Task directions
Word for word, transcribe the lines below and drop the pictures.

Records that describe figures

§ §

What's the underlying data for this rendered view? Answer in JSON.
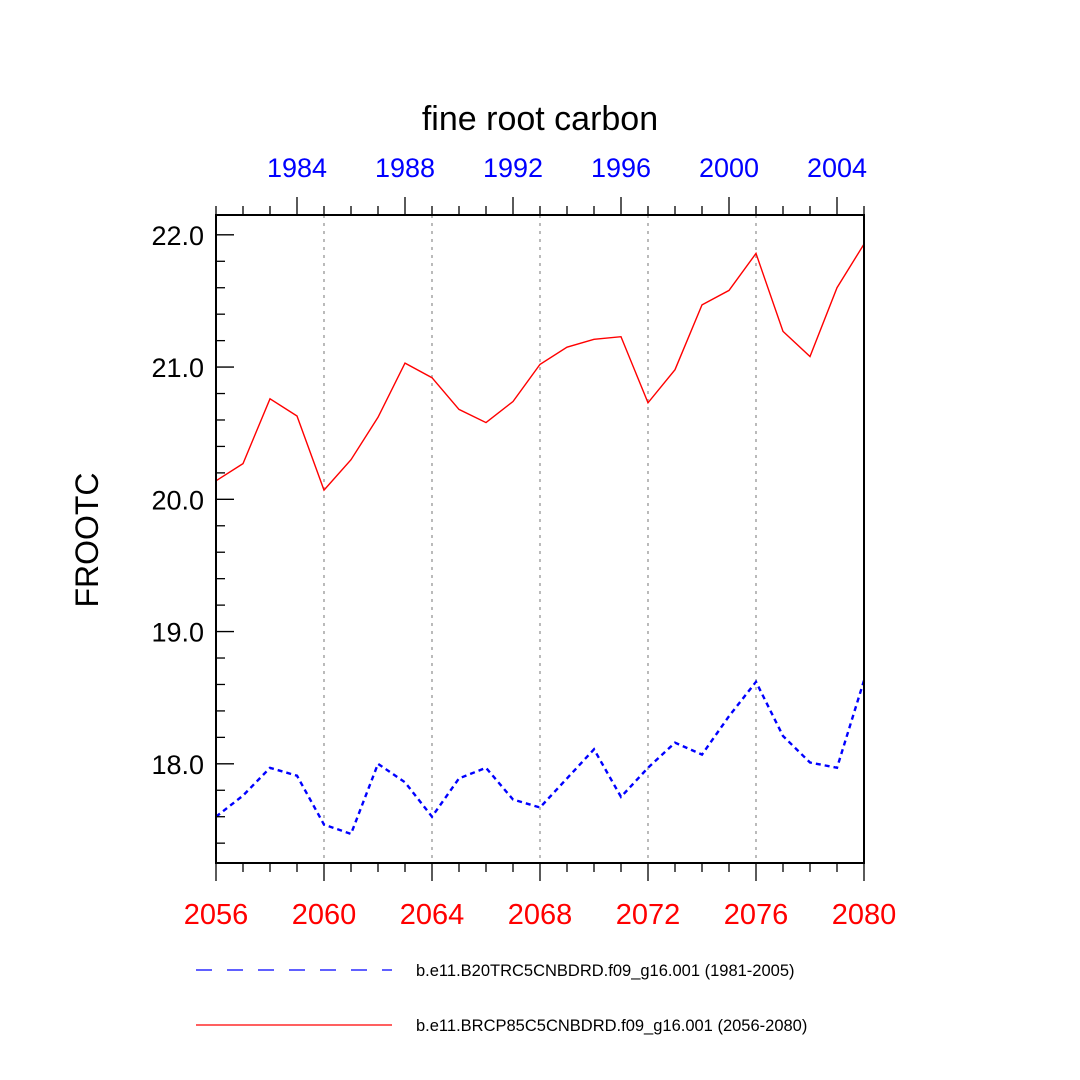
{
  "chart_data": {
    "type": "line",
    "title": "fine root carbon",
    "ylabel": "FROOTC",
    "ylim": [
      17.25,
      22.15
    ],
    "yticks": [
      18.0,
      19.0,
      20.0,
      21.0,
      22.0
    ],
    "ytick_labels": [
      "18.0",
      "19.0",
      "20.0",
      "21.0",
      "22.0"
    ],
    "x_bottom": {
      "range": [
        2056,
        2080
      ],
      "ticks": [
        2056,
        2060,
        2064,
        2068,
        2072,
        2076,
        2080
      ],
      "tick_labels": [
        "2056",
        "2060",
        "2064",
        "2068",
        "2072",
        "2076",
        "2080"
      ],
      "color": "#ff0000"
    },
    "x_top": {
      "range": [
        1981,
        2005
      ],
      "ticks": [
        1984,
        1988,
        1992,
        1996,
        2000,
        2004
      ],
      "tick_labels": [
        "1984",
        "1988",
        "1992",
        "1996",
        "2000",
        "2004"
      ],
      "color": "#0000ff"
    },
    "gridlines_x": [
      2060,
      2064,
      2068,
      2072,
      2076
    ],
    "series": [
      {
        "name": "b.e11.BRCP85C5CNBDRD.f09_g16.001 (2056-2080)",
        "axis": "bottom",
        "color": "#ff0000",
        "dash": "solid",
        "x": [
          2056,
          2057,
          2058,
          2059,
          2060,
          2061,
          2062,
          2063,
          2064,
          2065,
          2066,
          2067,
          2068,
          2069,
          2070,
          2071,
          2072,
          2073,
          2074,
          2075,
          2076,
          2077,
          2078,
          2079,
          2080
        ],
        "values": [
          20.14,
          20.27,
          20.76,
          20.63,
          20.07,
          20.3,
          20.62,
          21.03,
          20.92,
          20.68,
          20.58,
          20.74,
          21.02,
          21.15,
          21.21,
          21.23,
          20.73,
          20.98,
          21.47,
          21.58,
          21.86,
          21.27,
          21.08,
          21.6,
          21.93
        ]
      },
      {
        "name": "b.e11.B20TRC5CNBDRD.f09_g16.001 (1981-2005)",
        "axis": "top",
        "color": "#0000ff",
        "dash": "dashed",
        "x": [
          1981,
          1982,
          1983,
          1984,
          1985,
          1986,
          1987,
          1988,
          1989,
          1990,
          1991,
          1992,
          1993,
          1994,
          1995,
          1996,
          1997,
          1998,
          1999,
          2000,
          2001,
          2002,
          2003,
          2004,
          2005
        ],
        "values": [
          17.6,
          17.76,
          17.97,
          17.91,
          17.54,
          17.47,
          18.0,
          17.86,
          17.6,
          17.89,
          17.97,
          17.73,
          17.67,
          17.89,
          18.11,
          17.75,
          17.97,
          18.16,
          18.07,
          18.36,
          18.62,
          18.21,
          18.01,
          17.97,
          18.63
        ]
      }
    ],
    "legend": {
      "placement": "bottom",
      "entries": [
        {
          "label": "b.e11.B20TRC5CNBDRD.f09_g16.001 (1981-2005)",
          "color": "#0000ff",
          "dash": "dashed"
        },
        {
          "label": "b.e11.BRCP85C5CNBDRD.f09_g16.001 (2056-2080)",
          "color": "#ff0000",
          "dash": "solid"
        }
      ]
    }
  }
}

§ §

Response to the task
What's the underlying data for this rendered view? Answer in JSON.
{
  "chart_data": {
    "type": "line",
    "title": "fine root carbon",
    "ylabel": "FROOTC",
    "ylim": [
      17.25,
      22.15
    ],
    "yticks": [
      18.0,
      19.0,
      20.0,
      21.0,
      22.0
    ],
    "ytick_labels": [
      "18.0",
      "19.0",
      "20.0",
      "21.0",
      "22.0"
    ],
    "x_bottom": {
      "range": [
        2056,
        2080
      ],
      "ticks": [
        2056,
        2060,
        2064,
        2068,
        2072,
        2076,
        2080
      ],
      "tick_labels": [
        "2056",
        "2060",
        "2064",
        "2068",
        "2072",
        "2076",
        "2080"
      ],
      "color": "#ff0000"
    },
    "x_top": {
      "range": [
        1981,
        2005
      ],
      "ticks": [
        1984,
        1988,
        1992,
        1996,
        2000,
        2004
      ],
      "tick_labels": [
        "1984",
        "1988",
        "1992",
        "1996",
        "2000",
        "2004"
      ],
      "color": "#0000ff"
    },
    "gridlines_x": [
      2060,
      2064,
      2068,
      2072,
      2076
    ],
    "series": [
      {
        "name": "b.e11.BRCP85C5CNBDRD.f09_g16.001 (2056-2080)",
        "axis": "bottom",
        "color": "#ff0000",
        "dash": "solid",
        "x": [
          2056,
          2057,
          2058,
          2059,
          2060,
          2061,
          2062,
          2063,
          2064,
          2065,
          2066,
          2067,
          2068,
          2069,
          2070,
          2071,
          2072,
          2073,
          2074,
          2075,
          2076,
          2077,
          2078,
          2079,
          2080
        ],
        "values": [
          20.14,
          20.27,
          20.76,
          20.63,
          20.07,
          20.3,
          20.62,
          21.03,
          20.92,
          20.68,
          20.58,
          20.74,
          21.02,
          21.15,
          21.21,
          21.23,
          20.73,
          20.98,
          21.47,
          21.58,
          21.86,
          21.27,
          21.08,
          21.6,
          21.93
        ]
      },
      {
        "name": "b.e11.B20TRC5CNBDRD.f09_g16.001 (1981-2005)",
        "axis": "top",
        "color": "#0000ff",
        "dash": "dashed",
        "x": [
          1981,
          1982,
          1983,
          1984,
          1985,
          1986,
          1987,
          1988,
          1989,
          1990,
          1991,
          1992,
          1993,
          1994,
          1995,
          1996,
          1997,
          1998,
          1999,
          2000,
          2001,
          2002,
          2003,
          2004,
          2005
        ],
        "values": [
          17.6,
          17.76,
          17.97,
          17.91,
          17.54,
          17.47,
          18.0,
          17.86,
          17.6,
          17.89,
          17.97,
          17.73,
          17.67,
          17.89,
          18.11,
          17.75,
          17.97,
          18.16,
          18.07,
          18.36,
          18.62,
          18.21,
          18.01,
          17.97,
          18.63
        ]
      }
    ],
    "legend": {
      "placement": "bottom",
      "entries": [
        {
          "label": "b.e11.B20TRC5CNBDRD.f09_g16.001 (1981-2005)",
          "color": "#0000ff",
          "dash": "dashed"
        },
        {
          "label": "b.e11.BRCP85C5CNBDRD.f09_g16.001 (2056-2080)",
          "color": "#ff0000",
          "dash": "solid"
        }
      ]
    }
  }
}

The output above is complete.